Saved entries:
━━━━━━━━━━━━━━━━

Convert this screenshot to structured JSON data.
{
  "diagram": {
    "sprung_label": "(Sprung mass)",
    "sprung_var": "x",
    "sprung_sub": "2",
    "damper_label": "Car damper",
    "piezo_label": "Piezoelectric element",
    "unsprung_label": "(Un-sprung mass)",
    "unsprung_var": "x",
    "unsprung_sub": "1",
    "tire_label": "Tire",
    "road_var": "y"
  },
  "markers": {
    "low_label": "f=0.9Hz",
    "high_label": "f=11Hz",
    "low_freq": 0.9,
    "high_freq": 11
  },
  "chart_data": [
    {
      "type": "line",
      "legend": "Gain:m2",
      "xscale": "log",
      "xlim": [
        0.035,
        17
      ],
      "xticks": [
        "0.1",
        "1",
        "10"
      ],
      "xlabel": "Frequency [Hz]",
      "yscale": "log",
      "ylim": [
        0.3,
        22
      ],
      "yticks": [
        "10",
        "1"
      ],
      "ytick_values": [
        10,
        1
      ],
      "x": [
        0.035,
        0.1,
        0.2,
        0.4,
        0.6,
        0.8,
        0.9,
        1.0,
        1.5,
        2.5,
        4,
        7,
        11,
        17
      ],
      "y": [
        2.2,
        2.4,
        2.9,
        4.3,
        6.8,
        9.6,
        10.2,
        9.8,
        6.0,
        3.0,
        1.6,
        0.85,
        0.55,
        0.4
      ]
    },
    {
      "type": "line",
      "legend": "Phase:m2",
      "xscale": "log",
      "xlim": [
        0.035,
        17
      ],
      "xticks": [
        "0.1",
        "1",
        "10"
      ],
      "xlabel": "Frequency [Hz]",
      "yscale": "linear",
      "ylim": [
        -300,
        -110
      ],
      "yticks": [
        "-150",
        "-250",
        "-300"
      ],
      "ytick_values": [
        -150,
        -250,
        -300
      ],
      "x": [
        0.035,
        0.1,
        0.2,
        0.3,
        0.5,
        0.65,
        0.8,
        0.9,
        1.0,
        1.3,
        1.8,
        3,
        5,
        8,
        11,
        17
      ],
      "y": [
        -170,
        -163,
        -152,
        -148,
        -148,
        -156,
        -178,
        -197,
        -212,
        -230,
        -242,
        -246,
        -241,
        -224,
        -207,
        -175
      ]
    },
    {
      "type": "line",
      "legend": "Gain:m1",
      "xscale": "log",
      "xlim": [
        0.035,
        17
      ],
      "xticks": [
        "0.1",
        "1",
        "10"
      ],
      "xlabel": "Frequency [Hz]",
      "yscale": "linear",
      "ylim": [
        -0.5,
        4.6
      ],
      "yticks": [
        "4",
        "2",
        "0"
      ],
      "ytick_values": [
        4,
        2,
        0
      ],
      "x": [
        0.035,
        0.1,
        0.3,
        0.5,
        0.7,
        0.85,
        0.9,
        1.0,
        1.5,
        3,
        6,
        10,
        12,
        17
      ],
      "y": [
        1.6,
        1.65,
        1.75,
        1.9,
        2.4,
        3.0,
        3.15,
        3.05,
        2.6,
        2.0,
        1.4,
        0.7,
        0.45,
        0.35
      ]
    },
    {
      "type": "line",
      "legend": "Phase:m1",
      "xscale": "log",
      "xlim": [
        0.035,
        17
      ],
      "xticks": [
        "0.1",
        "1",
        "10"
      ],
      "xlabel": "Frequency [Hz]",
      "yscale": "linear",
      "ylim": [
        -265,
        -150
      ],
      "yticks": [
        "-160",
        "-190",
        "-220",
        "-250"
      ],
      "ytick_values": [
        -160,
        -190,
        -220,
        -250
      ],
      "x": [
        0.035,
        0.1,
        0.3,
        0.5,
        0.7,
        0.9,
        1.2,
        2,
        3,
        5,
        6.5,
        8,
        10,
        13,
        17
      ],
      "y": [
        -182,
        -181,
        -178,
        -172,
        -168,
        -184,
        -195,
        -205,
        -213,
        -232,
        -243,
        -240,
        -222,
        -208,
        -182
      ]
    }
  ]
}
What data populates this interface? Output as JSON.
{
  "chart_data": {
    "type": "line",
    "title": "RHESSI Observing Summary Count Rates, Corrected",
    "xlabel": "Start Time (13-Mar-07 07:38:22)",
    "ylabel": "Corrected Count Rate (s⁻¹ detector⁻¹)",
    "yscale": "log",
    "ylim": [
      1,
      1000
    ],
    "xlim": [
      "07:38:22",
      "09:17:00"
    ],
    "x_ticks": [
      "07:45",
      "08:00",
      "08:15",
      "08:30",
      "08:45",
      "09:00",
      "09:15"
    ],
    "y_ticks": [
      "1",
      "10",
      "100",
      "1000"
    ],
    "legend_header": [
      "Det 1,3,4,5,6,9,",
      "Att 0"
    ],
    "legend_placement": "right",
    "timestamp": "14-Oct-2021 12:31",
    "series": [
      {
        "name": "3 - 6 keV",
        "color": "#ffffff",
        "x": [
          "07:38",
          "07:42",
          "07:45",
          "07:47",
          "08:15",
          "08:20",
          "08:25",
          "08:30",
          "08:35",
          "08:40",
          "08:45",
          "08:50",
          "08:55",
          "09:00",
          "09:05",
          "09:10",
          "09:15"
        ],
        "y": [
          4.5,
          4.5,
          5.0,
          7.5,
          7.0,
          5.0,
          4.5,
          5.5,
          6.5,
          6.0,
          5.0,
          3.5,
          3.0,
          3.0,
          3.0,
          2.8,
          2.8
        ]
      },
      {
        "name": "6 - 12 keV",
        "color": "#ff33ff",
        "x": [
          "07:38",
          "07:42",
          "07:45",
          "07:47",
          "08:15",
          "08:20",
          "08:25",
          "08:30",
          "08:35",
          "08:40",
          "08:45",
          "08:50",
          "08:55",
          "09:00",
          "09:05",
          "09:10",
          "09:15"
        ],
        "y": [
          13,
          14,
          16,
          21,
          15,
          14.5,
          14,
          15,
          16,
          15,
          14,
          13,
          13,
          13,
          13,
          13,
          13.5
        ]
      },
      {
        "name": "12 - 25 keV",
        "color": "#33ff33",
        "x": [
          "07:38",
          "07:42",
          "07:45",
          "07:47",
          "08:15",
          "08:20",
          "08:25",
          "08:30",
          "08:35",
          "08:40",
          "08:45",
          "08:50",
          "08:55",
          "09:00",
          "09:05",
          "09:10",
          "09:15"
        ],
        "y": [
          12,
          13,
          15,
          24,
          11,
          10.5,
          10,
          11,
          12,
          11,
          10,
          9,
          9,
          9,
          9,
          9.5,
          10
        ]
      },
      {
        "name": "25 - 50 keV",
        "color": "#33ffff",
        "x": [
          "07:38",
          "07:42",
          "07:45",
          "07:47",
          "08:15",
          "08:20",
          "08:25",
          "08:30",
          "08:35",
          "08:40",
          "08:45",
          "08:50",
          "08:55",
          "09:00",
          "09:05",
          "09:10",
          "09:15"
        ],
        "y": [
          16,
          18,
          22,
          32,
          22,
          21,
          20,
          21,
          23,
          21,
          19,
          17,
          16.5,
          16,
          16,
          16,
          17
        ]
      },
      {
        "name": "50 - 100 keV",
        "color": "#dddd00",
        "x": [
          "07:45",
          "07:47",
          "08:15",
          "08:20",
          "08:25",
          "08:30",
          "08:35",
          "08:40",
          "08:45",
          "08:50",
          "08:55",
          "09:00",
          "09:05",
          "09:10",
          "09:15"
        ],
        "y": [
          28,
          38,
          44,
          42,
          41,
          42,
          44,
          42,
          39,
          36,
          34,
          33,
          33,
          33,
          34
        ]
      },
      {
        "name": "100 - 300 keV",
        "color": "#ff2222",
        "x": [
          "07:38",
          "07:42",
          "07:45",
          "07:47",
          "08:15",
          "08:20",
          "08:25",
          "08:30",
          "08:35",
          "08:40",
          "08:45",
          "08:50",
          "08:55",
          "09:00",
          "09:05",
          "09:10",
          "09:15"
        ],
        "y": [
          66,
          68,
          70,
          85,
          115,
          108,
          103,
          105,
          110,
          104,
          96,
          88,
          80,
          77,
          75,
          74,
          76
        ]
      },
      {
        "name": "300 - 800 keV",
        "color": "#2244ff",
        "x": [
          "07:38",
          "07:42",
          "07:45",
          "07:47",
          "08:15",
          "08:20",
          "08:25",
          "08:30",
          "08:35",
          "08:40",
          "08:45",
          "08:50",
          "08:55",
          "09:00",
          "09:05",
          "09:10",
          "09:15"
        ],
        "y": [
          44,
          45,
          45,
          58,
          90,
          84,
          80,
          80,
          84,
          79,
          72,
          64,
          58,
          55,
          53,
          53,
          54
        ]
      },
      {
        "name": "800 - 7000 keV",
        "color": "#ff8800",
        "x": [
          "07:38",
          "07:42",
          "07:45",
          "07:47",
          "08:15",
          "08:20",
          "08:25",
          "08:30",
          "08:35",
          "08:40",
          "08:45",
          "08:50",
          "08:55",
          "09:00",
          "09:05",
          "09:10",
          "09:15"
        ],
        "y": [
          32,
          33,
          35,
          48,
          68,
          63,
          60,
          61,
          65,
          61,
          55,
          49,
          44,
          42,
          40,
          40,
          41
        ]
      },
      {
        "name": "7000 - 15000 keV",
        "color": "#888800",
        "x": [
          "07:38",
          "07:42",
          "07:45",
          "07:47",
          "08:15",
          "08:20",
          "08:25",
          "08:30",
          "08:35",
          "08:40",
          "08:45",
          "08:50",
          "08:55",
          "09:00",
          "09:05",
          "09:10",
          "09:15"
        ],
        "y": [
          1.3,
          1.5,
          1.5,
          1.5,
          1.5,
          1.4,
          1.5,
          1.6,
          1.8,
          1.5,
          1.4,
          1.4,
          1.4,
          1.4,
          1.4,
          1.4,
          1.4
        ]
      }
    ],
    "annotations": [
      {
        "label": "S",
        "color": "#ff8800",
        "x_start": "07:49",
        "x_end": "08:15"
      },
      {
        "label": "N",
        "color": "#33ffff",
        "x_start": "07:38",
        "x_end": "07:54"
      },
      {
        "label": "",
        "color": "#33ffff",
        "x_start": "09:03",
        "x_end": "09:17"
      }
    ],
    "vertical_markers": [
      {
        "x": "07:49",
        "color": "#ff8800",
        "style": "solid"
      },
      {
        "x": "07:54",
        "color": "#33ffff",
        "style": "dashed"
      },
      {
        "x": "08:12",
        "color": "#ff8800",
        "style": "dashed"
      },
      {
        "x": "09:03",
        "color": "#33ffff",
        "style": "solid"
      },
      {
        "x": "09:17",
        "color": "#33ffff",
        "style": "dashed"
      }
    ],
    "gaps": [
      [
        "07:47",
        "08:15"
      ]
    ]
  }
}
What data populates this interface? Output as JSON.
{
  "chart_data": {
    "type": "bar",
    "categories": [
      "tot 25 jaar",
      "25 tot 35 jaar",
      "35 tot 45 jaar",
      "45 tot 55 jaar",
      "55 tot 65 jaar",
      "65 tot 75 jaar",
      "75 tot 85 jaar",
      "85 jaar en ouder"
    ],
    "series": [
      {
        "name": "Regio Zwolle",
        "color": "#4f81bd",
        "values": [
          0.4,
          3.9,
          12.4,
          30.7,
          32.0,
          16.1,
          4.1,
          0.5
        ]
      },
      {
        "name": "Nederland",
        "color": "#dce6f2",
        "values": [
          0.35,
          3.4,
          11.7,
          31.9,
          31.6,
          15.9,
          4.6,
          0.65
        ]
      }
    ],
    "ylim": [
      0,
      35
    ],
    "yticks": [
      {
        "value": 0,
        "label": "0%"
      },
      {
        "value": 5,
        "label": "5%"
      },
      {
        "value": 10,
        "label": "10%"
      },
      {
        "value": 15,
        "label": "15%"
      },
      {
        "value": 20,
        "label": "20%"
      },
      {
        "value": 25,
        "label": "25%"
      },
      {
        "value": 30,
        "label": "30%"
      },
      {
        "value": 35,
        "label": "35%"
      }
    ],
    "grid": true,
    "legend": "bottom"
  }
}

━━━━━━━━━━━━━━━━

Written request:
Pick out the lines above containing the word "name", then copy them.

Solution to this task:
        "name": "3 - 6 keV",
        "name": "6 - 12 keV",
        "name": "12 - 25 keV",
        "name": "25 - 50 keV",
        "name": "50 - 100 keV",
        "name": "100 - 300 keV",
        "name": "300 - 800 keV",
        "name": "800 - 7000 keV",
        "name": "7000 - 15000 keV",
        "name": "Regio Zwolle",
        "name": "Nederland",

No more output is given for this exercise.